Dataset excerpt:
━━━
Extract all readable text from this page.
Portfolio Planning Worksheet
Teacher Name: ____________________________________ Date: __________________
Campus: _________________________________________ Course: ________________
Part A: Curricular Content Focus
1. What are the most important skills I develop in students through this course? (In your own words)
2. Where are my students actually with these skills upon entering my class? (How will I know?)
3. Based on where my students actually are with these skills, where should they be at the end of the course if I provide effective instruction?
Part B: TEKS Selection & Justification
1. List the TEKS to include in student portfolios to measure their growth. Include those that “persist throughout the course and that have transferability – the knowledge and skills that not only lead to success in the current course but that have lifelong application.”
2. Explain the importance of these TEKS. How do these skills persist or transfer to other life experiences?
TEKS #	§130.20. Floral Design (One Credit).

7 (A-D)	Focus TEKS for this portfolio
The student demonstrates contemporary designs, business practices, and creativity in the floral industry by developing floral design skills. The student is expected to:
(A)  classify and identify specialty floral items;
━━━
_REQUEST_
Copy every line from the entries that contains the word "skills".

_OUTPUT OF THE EXERCISE_
1. What are the most important skills I develop in students through this course? (In your own words)
2. Where are my students actually with these skills upon entering my class? (How will I know?)
3. Based on where my students actually are with these skills, where should they be at the end of the course if I provide effective instruction?
1. List the TEKS to include in student portfolios to measure their growth. Include those that “persist throughout the course and that have transferability – the knowledge and skills that not only lead to success in the current course but that have lifelong application.”
2. Explain the importance of these TEKS. How do these skills persist or transfer to other life experiences?
The student demonstrates contemporary designs, business practices, and creativity in the floral industry by developing floral design skills. The student is expected to:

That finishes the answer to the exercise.